EXERCISE GOAL:
Output all the entries word for word. Omit the pictures.

Data entries for graphics
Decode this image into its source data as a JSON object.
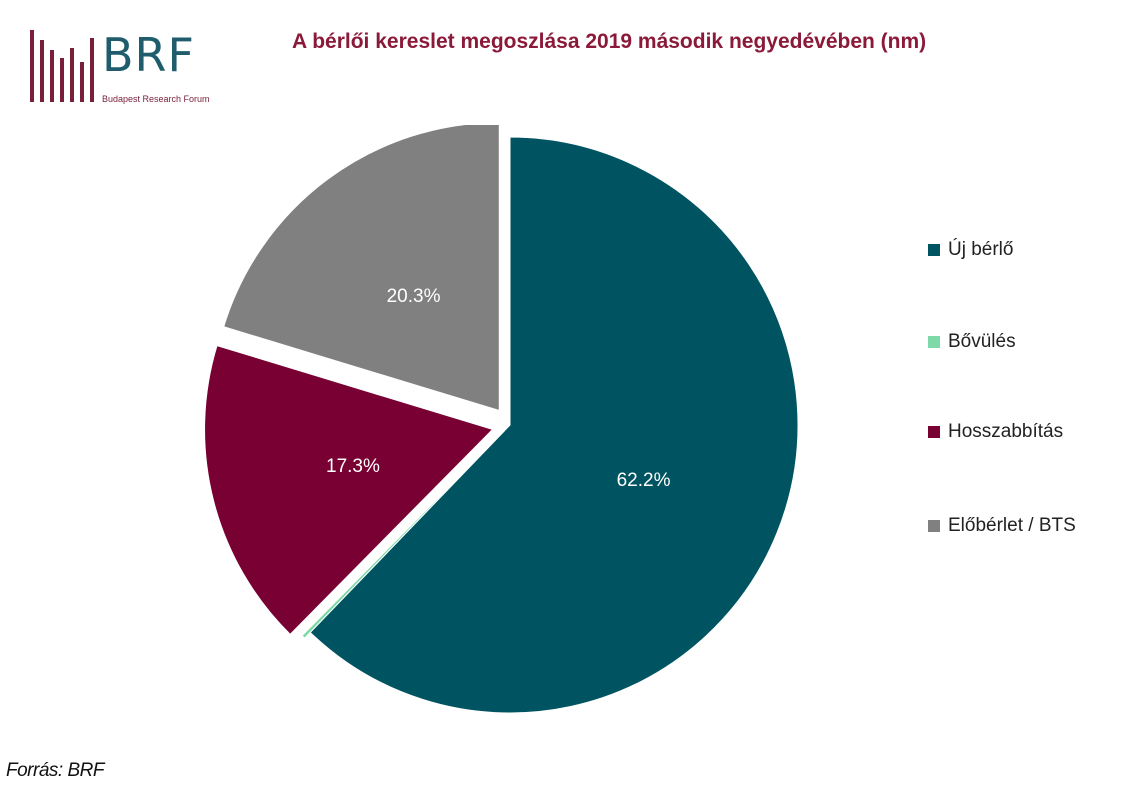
{
  "logo": {
    "text": "BRF",
    "subtitle": "Budapest Research Forum"
  },
  "title": "A bérlői kereslet megoszlása 2019 második negyedévében (nm)",
  "chart_data": {
    "type": "pie",
    "title": "A bérlői kereslet megoszlása 2019 második negyedévében (nm)",
    "legend_position": "right",
    "slices": [
      {
        "name": "Új bérlő",
        "value": 62.2,
        "label": "62.2%",
        "color": "#005462"
      },
      {
        "name": "Bővülés",
        "value": 0.2,
        "label": "",
        "color": "#7dd9a8"
      },
      {
        "name": "Hosszabbítás",
        "value": 17.3,
        "label": "17.3%",
        "color": "#780033"
      },
      {
        "name": "Előbérlet / BTS",
        "value": 20.3,
        "label": "20.3%",
        "color": "#808080"
      }
    ]
  },
  "source": "Forrás: BRF",
  "colors": {
    "title": "#8b1a3a",
    "logo_text": "#1f5d6c",
    "logo_bars": "#7a1f3a"
  }
}
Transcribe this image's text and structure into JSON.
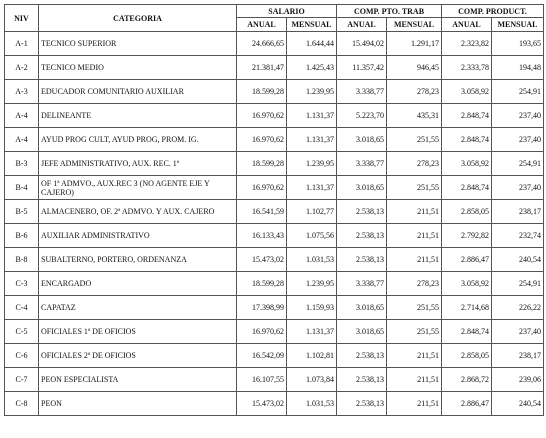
{
  "header": {
    "niv": "NIV",
    "categoria": "CATEGORIA",
    "salario": "SALARIO",
    "comp_pto": "COMP. PTO. TRAB",
    "comp_prod": "COMP. PRODUCT.",
    "anual": "ANUAL",
    "mensual": "MENSUAL"
  },
  "rows": [
    {
      "niv": "A-1",
      "categoria": "TECNICO SUPERIOR",
      "sal_anual": "24.666,65",
      "sal_mensual": "1.644,44",
      "pto_anual": "15.494,02",
      "pto_mensual": "1.291,17",
      "prod_anual": "2.323,82",
      "prod_mensual": "193,65"
    },
    {
      "niv": "A-2",
      "categoria": "TECNICO MEDIO",
      "sal_anual": "21.381,47",
      "sal_mensual": "1.425,43",
      "pto_anual": "11.357,42",
      "pto_mensual": "946,45",
      "prod_anual": "2.333,78",
      "prod_mensual": "194,48"
    },
    {
      "niv": "A-3",
      "categoria": "EDUCADOR COMUNITARIO AUXILIAR",
      "sal_anual": "18.599,28",
      "sal_mensual": "1.239,95",
      "pto_anual": "3.338,77",
      "pto_mensual": "278,23",
      "prod_anual": "3.058,92",
      "prod_mensual": "254,91"
    },
    {
      "niv": "A-4",
      "categoria": "DELINEANTE",
      "sal_anual": "16.970,62",
      "sal_mensual": "1.131,37",
      "pto_anual": "5.223,70",
      "pto_mensual": "435,31",
      "prod_anual": "2.848,74",
      "prod_mensual": "237,40"
    },
    {
      "niv": "A-4",
      "categoria": "AYUD PROG CULT, AYUD PROG, PROM. IG.",
      "sal_anual": "16.970,62",
      "sal_mensual": "1.131,37",
      "pto_anual": "3.018,65",
      "pto_mensual": "251,55",
      "prod_anual": "2.848,74",
      "prod_mensual": "237,40"
    },
    {
      "niv": "B-3",
      "categoria": "JEFE ADMINISTRATIVO, AUX. REC. 1ª",
      "sal_anual": "18.599,28",
      "sal_mensual": "1.239,95",
      "pto_anual": "3.338,77",
      "pto_mensual": "278,23",
      "prod_anual": "3.058,92",
      "prod_mensual": "254,91"
    },
    {
      "niv": "B-4",
      "categoria": "OF 1ª ADMVO., AUX.REC 3 (NO AGENTE EJE Y CAJERO)",
      "sal_anual": "16.970,62",
      "sal_mensual": "1.131,37",
      "pto_anual": "3.018,65",
      "pto_mensual": "251,55",
      "prod_anual": "2.848,74",
      "prod_mensual": "237,40"
    },
    {
      "niv": "B-5",
      "categoria": "ALMACENERO, OF. 2ª ADMVO. Y AUX. CAJERO",
      "sal_anual": "16.541,59",
      "sal_mensual": "1.102,77",
      "pto_anual": "2.538,13",
      "pto_mensual": "211,51",
      "prod_anual": "2.858,05",
      "prod_mensual": "238,17"
    },
    {
      "niv": "B-6",
      "categoria": "AUXILIAR ADMINISTRATIVO",
      "sal_anual": "16.133,43",
      "sal_mensual": "1.075,56",
      "pto_anual": "2.538,13",
      "pto_mensual": "211,51",
      "prod_anual": "2.792,82",
      "prod_mensual": "232,74"
    },
    {
      "niv": "B-8",
      "categoria": "SUBALTERNO, PORTERO, ORDENANZA",
      "sal_anual": "15.473,02",
      "sal_mensual": "1.031,53",
      "pto_anual": "2.538,13",
      "pto_mensual": "211,51",
      "prod_anual": "2.886,47",
      "prod_mensual": "240,54"
    },
    {
      "niv": "C-3",
      "categoria": "ENCARGADO",
      "sal_anual": "18.599,28",
      "sal_mensual": "1.239,95",
      "pto_anual": "3.338,77",
      "pto_mensual": "278,23",
      "prod_anual": "3.058,92",
      "prod_mensual": "254,91"
    },
    {
      "niv": "C-4",
      "categoria": "CAPATAZ",
      "sal_anual": "17.398,99",
      "sal_mensual": "1.159,93",
      "pto_anual": "3.018,65",
      "pto_mensual": "251,55",
      "prod_anual": "2.714,68",
      "prod_mensual": "226,22"
    },
    {
      "niv": "C-5",
      "categoria": "OFICIALES 1ª DE OFICIOS",
      "sal_anual": "16.970,62",
      "sal_mensual": "1.131,37",
      "pto_anual": "3.018,65",
      "pto_mensual": "251,55",
      "prod_anual": "2.848,74",
      "prod_mensual": "237,40"
    },
    {
      "niv": "C-6",
      "categoria": "OFICIALES 2ª DE OFICIOS",
      "sal_anual": "16.542,09",
      "sal_mensual": "1.102,81",
      "pto_anual": "2.538,13",
      "pto_mensual": "211,51",
      "prod_anual": "2.858,05",
      "prod_mensual": "238,17"
    },
    {
      "niv": "C-7",
      "categoria": "PEON ESPECIALISTA",
      "sal_anual": "16.107,55",
      "sal_mensual": "1.073,84",
      "pto_anual": "2.538,13",
      "pto_mensual": "211,51",
      "prod_anual": "2.868,72",
      "prod_mensual": "239,06"
    },
    {
      "niv": "C-8",
      "categoria": "PEON",
      "sal_anual": "15.473,02",
      "sal_mensual": "1.031,53",
      "pto_anual": "2.538,13",
      "pto_mensual": "211,51",
      "prod_anual": "2.886,47",
      "prod_mensual": "240,54"
    }
  ]
}
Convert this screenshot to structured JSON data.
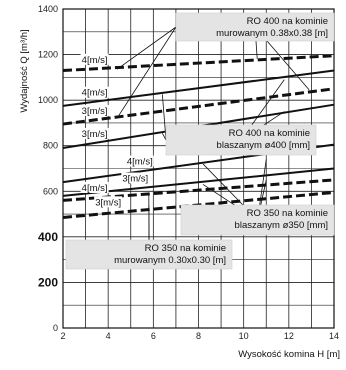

SOLUTION TO THIS TASK:
Decode this image into its source data as a JSON object.
{
  "logo": {
    "text": "BRF",
    "subtitle": "Budapest Research Forum"
  },
  "title": "A bérlői kereslet megoszlása 2019 második negyedévében (nm)",
  "chart_data": {
    "type": "pie",
    "title": "A bérlői kereslet megoszlása 2019 második negyedévében (nm)",
    "legend_position": "right",
    "slices": [
      {
        "name": "Új bérlő",
        "value": 62.2,
        "label": "62.2%",
        "color": "#005462"
      },
      {
        "name": "Bővülés",
        "value": 0.2,
        "label": "",
        "color": "#7dd9a8"
      },
      {
        "name": "Hosszabbítás",
        "value": 17.3,
        "label": "17.3%",
        "color": "#780033"
      },
      {
        "name": "Előbérlet / BTS",
        "value": 20.3,
        "label": "20.3%",
        "color": "#808080"
      }
    ]
  },
  "source": "Forrás: BRF",
  "colors": {
    "title": "#8b1a3a",
    "logo_text": "#1f5d6c",
    "logo_bars": "#7a1f3a"
  }
}
Transcribe this image's text and structure into JSON.
{
  "header": {
    "niv": "NIV",
    "categoria": "CATEGORIA",
    "salario": "SALARIO",
    "comp_pto": "COMP. PTO. TRAB",
    "comp_prod": "COMP. PRODUCT.",
    "anual": "ANUAL",
    "mensual": "MENSUAL"
  },
  "rows": [
    {
      "niv": "A-1",
      "categoria": "TECNICO SUPERIOR",
      "sal_anual": "24.666,65",
      "sal_mensual": "1.644,44",
      "pto_anual": "15.494,02",
      "pto_mensual": "1.291,17",
      "prod_anual": "2.323,82",
      "prod_mensual": "193,65"
    },
    {
      "niv": "A-2",
      "categoria": "TECNICO MEDIO",
      "sal_anual": "21.381,47",
      "sal_mensual": "1.425,43",
      "pto_anual": "11.357,42",
      "pto_mensual": "946,45",
      "prod_anual": "2.333,78",
      "prod_mensual": "194,48"
    },
    {
      "niv": "A-3",
      "categoria": "EDUCADOR COMUNITARIO AUXILIAR",
      "sal_anual": "18.599,28",
      "sal_mensual": "1.239,95",
      "pto_anual": "3.338,77",
      "pto_mensual": "278,23",
      "prod_anual": "3.058,92",
      "prod_mensual": "254,91"
    },
    {
      "niv": "A-4",
      "categoria": "DELINEANTE",
      "sal_anual": "16.970,62",
      "sal_mensual": "1.131,37",
      "pto_anual": "5.223,70",
      "pto_mensual": "435,31",
      "prod_anual": "2.848,74",
      "prod_mensual": "237,40"
    },
    {
      "niv": "A-4",
      "categoria": "AYUD PROG CULT, AYUD PROG, PROM. IG.",
      "sal_anual": "16.970,62",
      "sal_mensual": "1.131,37",
      "pto_anual": "3.018,65",
      "pto_mensual": "251,55",
      "prod_anual": "2.848,74",
      "prod_mensual": "237,40"
    },
    {
      "niv": "B-3",
      "categoria": "JEFE ADMINISTRATIVO, AUX. REC. 1ª",
      "sal_anual": "18.599,28",
      "sal_mensual": "1.239,95",
      "pto_anual": "3.338,77",
      "pto_mensual": "278,23",
      "prod_anual": "3.058,92",
      "prod_mensual": "254,91"
    },
    {
      "niv": "B-4",
      "categoria": "OF 1ª ADMVO., AUX.REC 3 (NO AGENTE EJE Y CAJERO)",
      "sal_anual": "16.970,62",
      "sal_mensual": "1.131,37",
      "pto_anual": "3.018,65",
      "pto_mensual": "251,55",
      "prod_anual": "2.848,74",
      "prod_mensual": "237,40"
    },
    {
      "niv": "B-5",
      "categoria": "ALMACENERO, OF. 2ª ADMVO. Y AUX. CAJERO",
      "sal_anual": "16.541,59",
      "sal_mensual": "1.102,77",
      "pto_anual": "2.538,13",
      "pto_mensual": "211,51",
      "prod_anual": "2.858,05",
      "prod_mensual": "238,17"
    },
    {
      "niv": "B-6",
      "categoria": "AUXILIAR ADMINISTRATIVO",
      "sal_anual": "16.133,43",
      "sal_mensual": "1.075,56",
      "pto_anual": "2.538,13",
      "pto_mensual": "211,51",
      "prod_anual": "2.792,82",
      "prod_mensual": "232,74"
    },
    {
      "niv": "B-8",
      "categoria": "SUBALTERNO, PORTERO, ORDENANZA",
      "sal_anual": "15.473,02",
      "sal_mensual": "1.031,53",
      "pto_anual": "2.538,13",
      "pto_mensual": "211,51",
      "prod_anual": "2.886,47",
      "prod_mensual": "240,54"
    },
    {
      "niv": "C-3",
      "categoria": "ENCARGADO",
      "sal_anual": "18.599,28",
      "sal_mensual": "1.239,95",
      "pto_anual": "3.338,77",
      "pto_mensual": "278,23",
      "prod_anual": "3.058,92",
      "prod_mensual": "254,91"
    },
    {
      "niv": "C-4",
      "categoria": "CAPATAZ",
      "sal_anual": "17.398,99",
      "sal_mensual": "1.159,93",
      "pto_anual": "3.018,65",
      "pto_mensual": "251,55",
      "prod_anual": "2.714,68",
      "prod_mensual": "226,22"
    },
    {
      "niv": "C-5",
      "categoria": "OFICIALES 1ª DE OFICIOS",
      "sal_anual": "16.970,62",
      "sal_mensual": "1.131,37",
      "pto_anual": "3.018,65",
      "pto_mensual": "251,55",
      "prod_anual": "2.848,74",
      "prod_mensual": "237,40"
    },
    {
      "niv": "C-6",
      "categoria": "OFICIALES 2ª DE OFICIOS",
      "sal_anual": "16.542,09",
      "sal_mensual": "1.102,81",
      "pto_anual": "2.538,13",
      "pto_mensual": "211,51",
      "prod_anual": "2.858,05",
      "prod_mensual": "238,17"
    },
    {
      "niv": "C-7",
      "categoria": "PEON ESPECIALISTA",
      "sal_anual": "16.107,55",
      "sal_mensual": "1.073,84",
      "pto_anual": "2.538,13",
      "pto_mensual": "211,51",
      "prod_anual": "2.868,72",
      "prod_mensual": "239,06"
    },
    {
      "niv": "C-8",
      "categoria": "PEON",
      "sal_anual": "15.473,02",
      "sal_mensual": "1.031,53",
      "pto_anual": "2.538,13",
      "pto_mensual": "211,51",
      "prod_anual": "2.886,47",
      "prod_mensual": "240,54"
    }
  ]
}
Convert this screenshot to structured JSON data.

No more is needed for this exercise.